Required work
Repeat exactly each line of the data provided below.
— begin Supplied material —
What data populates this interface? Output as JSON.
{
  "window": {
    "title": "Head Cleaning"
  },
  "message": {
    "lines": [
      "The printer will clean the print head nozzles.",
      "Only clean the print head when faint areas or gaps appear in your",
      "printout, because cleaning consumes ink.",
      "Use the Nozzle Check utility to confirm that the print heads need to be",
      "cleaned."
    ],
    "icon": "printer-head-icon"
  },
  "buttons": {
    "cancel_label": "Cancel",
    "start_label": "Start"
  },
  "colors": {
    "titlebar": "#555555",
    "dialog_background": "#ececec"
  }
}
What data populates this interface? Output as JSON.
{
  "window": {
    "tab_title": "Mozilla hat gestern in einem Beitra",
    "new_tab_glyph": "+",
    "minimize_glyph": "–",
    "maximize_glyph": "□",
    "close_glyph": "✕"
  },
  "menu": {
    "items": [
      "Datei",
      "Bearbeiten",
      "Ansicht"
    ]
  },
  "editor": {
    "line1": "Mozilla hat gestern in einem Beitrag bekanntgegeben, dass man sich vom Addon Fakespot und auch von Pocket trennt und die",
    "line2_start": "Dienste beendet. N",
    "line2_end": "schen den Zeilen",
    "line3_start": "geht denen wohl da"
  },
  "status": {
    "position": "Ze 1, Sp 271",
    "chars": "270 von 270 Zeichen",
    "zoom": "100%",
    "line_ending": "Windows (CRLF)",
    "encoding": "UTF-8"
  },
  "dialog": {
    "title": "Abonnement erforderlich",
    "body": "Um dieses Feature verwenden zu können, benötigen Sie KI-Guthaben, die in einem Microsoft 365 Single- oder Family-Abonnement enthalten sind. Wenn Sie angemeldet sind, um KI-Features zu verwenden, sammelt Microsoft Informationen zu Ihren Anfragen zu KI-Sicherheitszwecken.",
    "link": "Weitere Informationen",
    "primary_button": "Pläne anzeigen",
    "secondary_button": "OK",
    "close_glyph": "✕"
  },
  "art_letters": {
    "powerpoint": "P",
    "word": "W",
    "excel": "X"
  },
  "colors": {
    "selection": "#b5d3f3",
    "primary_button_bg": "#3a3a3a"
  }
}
— end Supplied material —
Correct answer
What data populates this interface? Output as JSON.
{
  "window": {
    "title": "Head Cleaning"
  },
  "message": {
    "lines": [
      "The printer will clean the print head nozzles.",
      "Only clean the print head when faint areas or gaps appear in your",
      "printout, because cleaning consumes ink.",
      "Use the Nozzle Check utility to confirm that the print heads need to be",
      "cleaned."
    ],
    "icon": "printer-head-icon"
  },
  "buttons": {
    "cancel_label": "Cancel",
    "start_label": "Start"
  },
  "colors": {
    "titlebar": "#555555",
    "dialog_background": "#ececec"
  }
}
What data populates this interface? Output as JSON.
{
  "window": {
    "tab_title": "Mozilla hat gestern in einem Beitra",
    "new_tab_glyph": "+",
    "minimize_glyph": "–",
    "maximize_glyph": "□",
    "close_glyph": "✕"
  },
  "menu": {
    "items": [
      "Datei",
      "Bearbeiten",
      "Ansicht"
    ]
  },
  "editor": {
    "line1": "Mozilla hat gestern in einem Beitrag bekanntgegeben, dass man sich vom Addon Fakespot und auch von Pocket trennt und die",
    "line2_start": "Dienste beendet. N",
    "line2_end": "schen den Zeilen",
    "line3_start": "geht denen wohl da"
  },
  "status": {
    "position": "Ze 1, Sp 271",
    "chars": "270 von 270 Zeichen",
    "zoom": "100%",
    "line_ending": "Windows (CRLF)",
    "encoding": "UTF-8"
  },
  "dialog": {
    "title": "Abonnement erforderlich",
    "body": "Um dieses Feature verwenden zu können, benötigen Sie KI-Guthaben, die in einem Microsoft 365 Single- oder Family-Abonnement enthalten sind. Wenn Sie angemeldet sind, um KI-Features zu verwenden, sammelt Microsoft Informationen zu Ihren Anfragen zu KI-Sicherheitszwecken.",
    "link": "Weitere Informationen",
    "primary_button": "Pläne anzeigen",
    "secondary_button": "OK",
    "close_glyph": "✕"
  },
  "art_letters": {
    "powerpoint": "P",
    "word": "W",
    "excel": "X"
  },
  "colors": {
    "selection": "#b5d3f3",
    "primary_button_bg": "#3a3a3a"
  }
}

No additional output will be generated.